GIVEN REQUEST: Everything in the data should be repeated exactly, save for the images.

Recorded data:
※

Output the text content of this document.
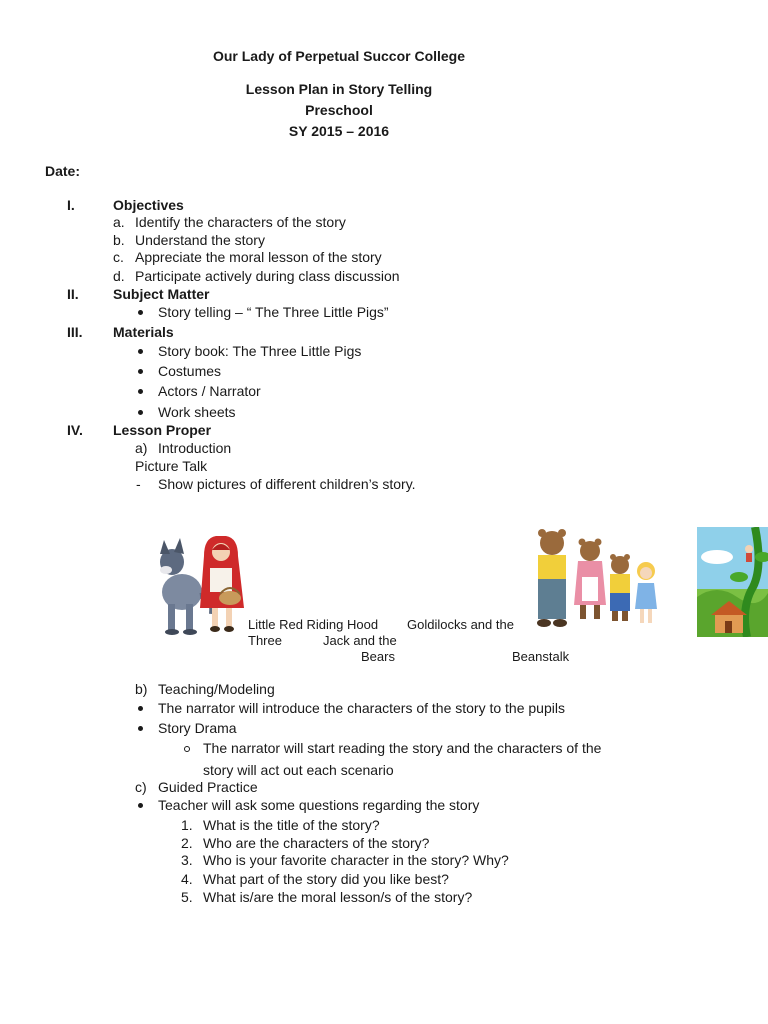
Our Lady of Perpetual Succor College
Lesson Plan in Story Telling
Preschool
SY 2015 – 2016
Date:
I.	Objectives
a. Identify the characters of the story
b. Understand the story
c. Appreciate the moral lesson of the story
d. Participate actively during class discussion
II. Subject Matter
Story telling – “ The Three Little Pigs”
III. Materials
Story book: The Three Little Pigs
Costumes
Actors / Narrator
Work sheets
IV. Lesson Proper
a) Introduction
Picture Talk
- Show pictures of different children’s story.
Little Red Riding Hood Goldilocks and the
Three	Jack and the
Bears	Beanstalk
b) Teaching/Modeling
The narrator will introduce the characters of the story to the pupils
Story Drama
The narrator will start reading the story and the characters of the
story will act out each scenario
c) Guided Practice
Teacher will ask some questions regarding the story
1. What is the title of the story?
2. Who are the characters of the story?
3. Who is your favorite character in the story? Why?
4. What part of the story did you like best?
5. What is/are the moral lesson/s of the story?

※

FINAL ANSWER:
Output the text content of this document.
Our Lady of Perpetual Succor College
Lesson Plan in Story Telling
Preschool
SY 2015 – 2016
Date:
I.	Objectives
a. Identify the characters of the story
b. Understand the story
c. Appreciate the moral lesson of the story
d. Participate actively during class discussion
II. Subject Matter
Story telling – “ The Three Little Pigs”
III. Materials
Story book: The Three Little Pigs
Costumes
Actors / Narrator
Work sheets
IV. Lesson Proper
a) Introduction
Picture Talk
- Show pictures of different children’s story.
Little Red Riding Hood Goldilocks and the
Three	Jack and the
Bears	Beanstalk
b) Teaching/Modeling
The narrator will introduce the characters of the story to the pupils
Story Drama
The narrator will start reading the story and the characters of the
story will act out each scenario
c) Guided Practice
Teacher will ask some questions regarding the story
1. What is the title of the story?
2. Who are the characters of the story?
3. Who is your favorite character in the story? Why?
4. What part of the story did you like best?
5. What is/are the moral lesson/s of the story?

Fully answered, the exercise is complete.